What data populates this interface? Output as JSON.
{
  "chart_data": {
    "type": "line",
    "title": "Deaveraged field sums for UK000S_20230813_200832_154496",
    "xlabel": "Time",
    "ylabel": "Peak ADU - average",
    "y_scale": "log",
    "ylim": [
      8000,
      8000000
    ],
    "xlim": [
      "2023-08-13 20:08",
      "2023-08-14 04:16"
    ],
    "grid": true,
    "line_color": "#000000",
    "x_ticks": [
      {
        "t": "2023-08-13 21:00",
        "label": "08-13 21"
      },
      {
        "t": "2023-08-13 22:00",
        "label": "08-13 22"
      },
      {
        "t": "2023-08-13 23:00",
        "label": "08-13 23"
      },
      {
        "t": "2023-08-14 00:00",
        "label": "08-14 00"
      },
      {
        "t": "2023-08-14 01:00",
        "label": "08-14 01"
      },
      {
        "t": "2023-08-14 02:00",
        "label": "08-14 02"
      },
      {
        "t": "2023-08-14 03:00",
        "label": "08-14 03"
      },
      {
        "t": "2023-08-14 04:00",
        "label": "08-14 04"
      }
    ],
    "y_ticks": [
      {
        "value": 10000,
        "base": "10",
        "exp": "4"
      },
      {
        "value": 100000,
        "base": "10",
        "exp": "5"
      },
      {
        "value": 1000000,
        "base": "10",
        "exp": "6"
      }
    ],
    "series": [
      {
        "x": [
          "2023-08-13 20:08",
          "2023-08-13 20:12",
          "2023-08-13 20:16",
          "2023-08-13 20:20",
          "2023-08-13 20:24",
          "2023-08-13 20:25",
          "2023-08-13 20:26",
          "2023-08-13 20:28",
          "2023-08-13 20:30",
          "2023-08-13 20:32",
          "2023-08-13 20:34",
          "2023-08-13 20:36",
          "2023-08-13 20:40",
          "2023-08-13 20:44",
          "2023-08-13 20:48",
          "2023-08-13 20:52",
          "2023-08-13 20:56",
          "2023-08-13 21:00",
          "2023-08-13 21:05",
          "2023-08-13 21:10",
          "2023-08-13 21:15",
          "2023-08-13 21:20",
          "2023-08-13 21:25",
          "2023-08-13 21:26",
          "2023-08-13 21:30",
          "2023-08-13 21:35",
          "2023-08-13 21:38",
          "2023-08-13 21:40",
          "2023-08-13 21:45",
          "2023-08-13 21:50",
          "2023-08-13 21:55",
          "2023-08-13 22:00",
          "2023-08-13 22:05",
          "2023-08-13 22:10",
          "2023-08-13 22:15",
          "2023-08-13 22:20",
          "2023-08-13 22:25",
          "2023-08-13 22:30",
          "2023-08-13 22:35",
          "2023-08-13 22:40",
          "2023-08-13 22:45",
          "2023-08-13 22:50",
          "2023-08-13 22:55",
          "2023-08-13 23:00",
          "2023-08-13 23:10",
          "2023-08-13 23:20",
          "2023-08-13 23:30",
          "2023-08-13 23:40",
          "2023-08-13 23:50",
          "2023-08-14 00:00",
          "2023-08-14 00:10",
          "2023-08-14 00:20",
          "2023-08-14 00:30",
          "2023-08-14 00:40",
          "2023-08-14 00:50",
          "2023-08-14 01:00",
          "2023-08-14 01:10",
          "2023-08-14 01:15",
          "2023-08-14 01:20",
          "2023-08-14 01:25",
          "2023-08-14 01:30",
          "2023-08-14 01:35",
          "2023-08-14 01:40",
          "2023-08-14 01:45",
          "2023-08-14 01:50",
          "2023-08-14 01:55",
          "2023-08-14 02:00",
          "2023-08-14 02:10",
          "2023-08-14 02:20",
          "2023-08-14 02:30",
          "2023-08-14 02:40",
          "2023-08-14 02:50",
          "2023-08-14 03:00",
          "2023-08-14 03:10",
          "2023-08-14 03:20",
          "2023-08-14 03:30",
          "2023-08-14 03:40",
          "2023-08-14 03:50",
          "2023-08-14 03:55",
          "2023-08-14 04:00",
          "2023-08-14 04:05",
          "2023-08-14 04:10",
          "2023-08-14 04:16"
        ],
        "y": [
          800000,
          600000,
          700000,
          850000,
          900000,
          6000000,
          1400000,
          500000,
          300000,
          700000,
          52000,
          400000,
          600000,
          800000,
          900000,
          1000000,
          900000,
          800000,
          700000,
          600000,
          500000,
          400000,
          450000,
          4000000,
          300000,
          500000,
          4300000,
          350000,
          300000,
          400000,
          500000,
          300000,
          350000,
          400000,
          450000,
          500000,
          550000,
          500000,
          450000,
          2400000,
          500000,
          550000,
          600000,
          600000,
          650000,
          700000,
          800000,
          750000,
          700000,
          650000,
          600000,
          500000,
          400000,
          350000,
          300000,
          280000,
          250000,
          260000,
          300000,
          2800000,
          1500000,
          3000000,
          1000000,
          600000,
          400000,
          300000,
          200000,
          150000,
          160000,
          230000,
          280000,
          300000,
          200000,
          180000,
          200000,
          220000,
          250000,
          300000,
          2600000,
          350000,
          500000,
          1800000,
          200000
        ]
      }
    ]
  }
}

========================================================================

Reproduce every entry shown above, precisely as it stands.

- **RESULT**:
What data populates this interface? Output as JSON.
{
  "chart_data": {
    "type": "line",
    "title": "Deaveraged field sums for UK000S_20230813_200832_154496",
    "xlabel": "Time",
    "ylabel": "Peak ADU - average",
    "y_scale": "log",
    "ylim": [
      8000,
      8000000
    ],
    "xlim": [
      "2023-08-13 20:08",
      "2023-08-14 04:16"
    ],
    "grid": true,
    "line_color": "#000000",
    "x_ticks": [
      {
        "t": "2023-08-13 21:00",
        "label": "08-13 21"
      },
      {
        "t": "2023-08-13 22:00",
        "label": "08-13 22"
      },
      {
        "t": "2023-08-13 23:00",
        "label": "08-13 23"
      },
      {
        "t": "2023-08-14 00:00",
        "label": "08-14 00"
      },
      {
        "t": "2023-08-14 01:00",
        "label": "08-14 01"
      },
      {
        "t": "2023-08-14 02:00",
        "label": "08-14 02"
      },
      {
        "t": "2023-08-14 03:00",
        "label": "08-14 03"
      },
      {
        "t": "2023-08-14 04:00",
        "label": "08-14 04"
      }
    ],
    "y_ticks": [
      {
        "value": 10000,
        "base": "10",
        "exp": "4"
      },
      {
        "value": 100000,
        "base": "10",
        "exp": "5"
      },
      {
        "value": 1000000,
        "base": "10",
        "exp": "6"
      }
    ],
    "series": [
      {
        "x": [
          "2023-08-13 20:08",
          "2023-08-13 20:12",
          "2023-08-13 20:16",
          "2023-08-13 20:20",
          "2023-08-13 20:24",
          "2023-08-13 20:25",
          "2023-08-13 20:26",
          "2023-08-13 20:28",
          "2023-08-13 20:30",
          "2023-08-13 20:32",
          "2023-08-13 20:34",
          "2023-08-13 20:36",
          "2023-08-13 20:40",
          "2023-08-13 20:44",
          "2023-08-13 20:48",
          "2023-08-13 20:52",
          "2023-08-13 20:56",
          "2023-08-13 21:00",
          "2023-08-13 21:05",
          "2023-08-13 21:10",
          "2023-08-13 21:15",
          "2023-08-13 21:20",
          "2023-08-13 21:25",
          "2023-08-13 21:26",
          "2023-08-13 21:30",
          "2023-08-13 21:35",
          "2023-08-13 21:38",
          "2023-08-13 21:40",
          "2023-08-13 21:45",
          "2023-08-13 21:50",
          "2023-08-13 21:55",
          "2023-08-13 22:00",
          "2023-08-13 22:05",
          "2023-08-13 22:10",
          "2023-08-13 22:15",
          "2023-08-13 22:20",
          "2023-08-13 22:25",
          "2023-08-13 22:30",
          "2023-08-13 22:35",
          "2023-08-13 22:40",
          "2023-08-13 22:45",
          "2023-08-13 22:50",
          "2023-08-13 22:55",
          "2023-08-13 23:00",
          "2023-08-13 23:10",
          "2023-08-13 23:20",
          "2023-08-13 23:30",
          "2023-08-13 23:40",
          "2023-08-13 23:50",
          "2023-08-14 00:00",
          "2023-08-14 00:10",
          "2023-08-14 00:20",
          "2023-08-14 00:30",
          "2023-08-14 00:40",
          "2023-08-14 00:50",
          "2023-08-14 01:00",
          "2023-08-14 01:10",
          "2023-08-14 01:15",
          "2023-08-14 01:20",
          "2023-08-14 01:25",
          "2023-08-14 01:30",
          "2023-08-14 01:35",
          "2023-08-14 01:40",
          "2023-08-14 01:45",
          "2023-08-14 01:50",
          "2023-08-14 01:55",
          "2023-08-14 02:00",
          "2023-08-14 02:10",
          "2023-08-14 02:20",
          "2023-08-14 02:30",
          "2023-08-14 02:40",
          "2023-08-14 02:50",
          "2023-08-14 03:00",
          "2023-08-14 03:10",
          "2023-08-14 03:20",
          "2023-08-14 03:30",
          "2023-08-14 03:40",
          "2023-08-14 03:50",
          "2023-08-14 03:55",
          "2023-08-14 04:00",
          "2023-08-14 04:05",
          "2023-08-14 04:10",
          "2023-08-14 04:16"
        ],
        "y": [
          800000,
          600000,
          700000,
          850000,
          900000,
          6000000,
          1400000,
          500000,
          300000,
          700000,
          52000,
          400000,
          600000,
          800000,
          900000,
          1000000,
          900000,
          800000,
          700000,
          600000,
          500000,
          400000,
          450000,
          4000000,
          300000,
          500000,
          4300000,
          350000,
          300000,
          400000,
          500000,
          300000,
          350000,
          400000,
          450000,
          500000,
          550000,
          500000,
          450000,
          2400000,
          500000,
          550000,
          600000,
          600000,
          650000,
          700000,
          800000,
          750000,
          700000,
          650000,
          600000,
          500000,
          400000,
          350000,
          300000,
          280000,
          250000,
          260000,
          300000,
          2800000,
          1500000,
          3000000,
          1000000,
          600000,
          400000,
          300000,
          200000,
          150000,
          160000,
          230000,
          280000,
          300000,
          200000,
          180000,
          200000,
          220000,
          250000,
          300000,
          2600000,
          350000,
          500000,
          1800000,
          200000
        ]
      }
    ]
  }
}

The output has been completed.